What is being asked
Select all lines with the string "Package" in them, and copy those lines.

Data excerpts
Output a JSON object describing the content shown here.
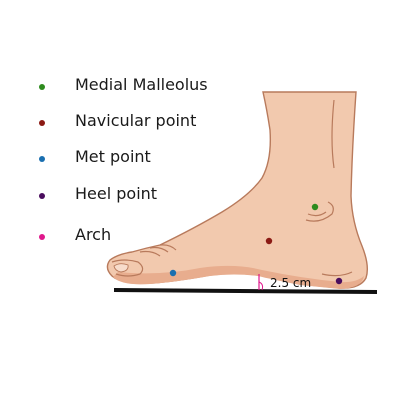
{
  "legend": [
    {
      "label": "Medial Malleolus",
      "color": "#2e8b1e"
    },
    {
      "label": "Navicular point",
      "color": "#8b1a14"
    },
    {
      "label": "Met point",
      "color": "#1a6fb0"
    },
    {
      "label": "Heel point",
      "color": "#4a0d5e"
    },
    {
      "label": "Arch",
      "color": "#e0188c"
    }
  ],
  "measurement": {
    "label": "2.5 cm"
  },
  "colors": {
    "skin": "#f2c9ae",
    "skin_shadow": "#e8ad8e",
    "outline": "#b87a5c",
    "ground": "#111111"
  }
}
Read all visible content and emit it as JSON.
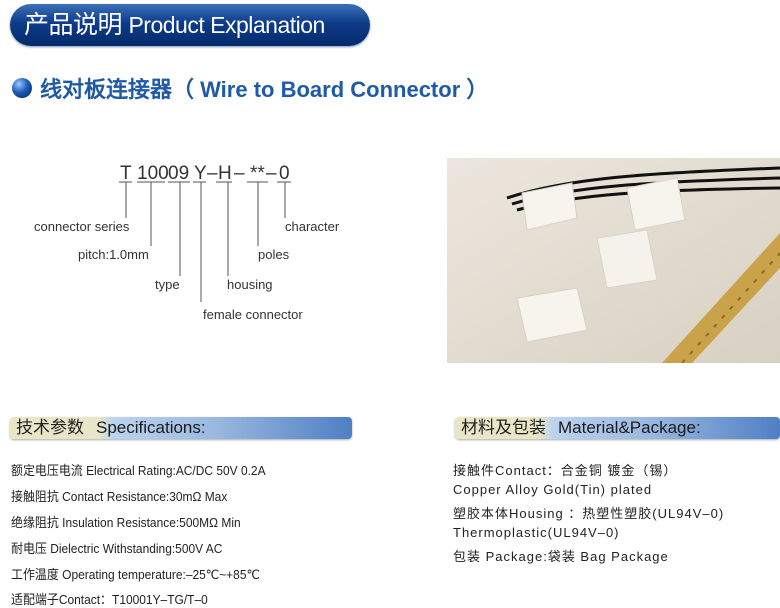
{
  "banner": {
    "cn": "产品说明",
    "en": "Product Explanation"
  },
  "subtitle": "线对板连接器（ Wire to Board Connector ）",
  "code": {
    "segments": [
      "T",
      "100",
      "09",
      "Y",
      "H",
      "**",
      "0"
    ],
    "dash": "–"
  },
  "code_labels": [
    "connector series",
    "pitch:1.0mm",
    "type",
    "female connector",
    "housing",
    "poles",
    "character"
  ],
  "specs": {
    "header_cn": "技术参数",
    "header_en": "Specifications:",
    "items": [
      "额定电压电流 Electrical Rating:AC/DC 50V 0.2A",
      "接触阻抗 Contact Resistance:30mΩ Max",
      "绝缘阻抗 Insulation Resistance:500MΩ Min",
      "耐电压 Dielectric Withstanding:500V AC",
      "工作温度 Operating temperature:–25℃~+85℃",
      "适配端子Contact：T10001Y–TG/T–0"
    ]
  },
  "material": {
    "header_cn": "材料及包装",
    "header_en": "Material&Package:",
    "items": [
      "接触件Contact：合金铜 镀金（锡）",
      "Copper Alloy Gold(Tin) plated",
      "塑胶本体Housing ：热塑性塑胶(UL94V–0)",
      "Thermoplastic(UL94V–0)",
      "包装 Package:袋装 Bag Package"
    ]
  }
}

Solved exercise
    "header_en": "Material&Package:",
      "包装 Package:袋装 Bag Package"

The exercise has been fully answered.